**Collected data entries:**
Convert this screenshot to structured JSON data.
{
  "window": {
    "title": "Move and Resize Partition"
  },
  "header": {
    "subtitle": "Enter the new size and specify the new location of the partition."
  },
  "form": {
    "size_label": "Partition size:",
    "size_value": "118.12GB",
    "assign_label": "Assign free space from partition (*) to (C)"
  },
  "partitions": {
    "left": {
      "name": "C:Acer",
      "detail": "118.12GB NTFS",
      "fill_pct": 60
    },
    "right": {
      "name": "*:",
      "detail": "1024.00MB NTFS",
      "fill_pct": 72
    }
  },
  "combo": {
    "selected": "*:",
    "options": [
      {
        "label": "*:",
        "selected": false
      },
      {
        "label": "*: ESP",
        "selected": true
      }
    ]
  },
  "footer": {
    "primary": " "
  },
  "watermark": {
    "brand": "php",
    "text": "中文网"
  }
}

**WRITTEN TASK:** Repeat the records exactly, including every line.

**THE COMPLETED TASK:**
Convert this screenshot to structured JSON data.
{
  "window": {
    "title": "Move and Resize Partition"
  },
  "header": {
    "subtitle": "Enter the new size and specify the new location of the partition."
  },
  "form": {
    "size_label": "Partition size:",
    "size_value": "118.12GB",
    "assign_label": "Assign free space from partition (*) to (C)"
  },
  "partitions": {
    "left": {
      "name": "C:Acer",
      "detail": "118.12GB NTFS",
      "fill_pct": 60
    },
    "right": {
      "name": "*:",
      "detail": "1024.00MB NTFS",
      "fill_pct": 72
    }
  },
  "combo": {
    "selected": "*:",
    "options": [
      {
        "label": "*:",
        "selected": false
      },
      {
        "label": "*: ESP",
        "selected": true
      }
    ]
  },
  "footer": {
    "primary": " "
  },
  "watermark": {
    "brand": "php",
    "text": "中文网"
  }
}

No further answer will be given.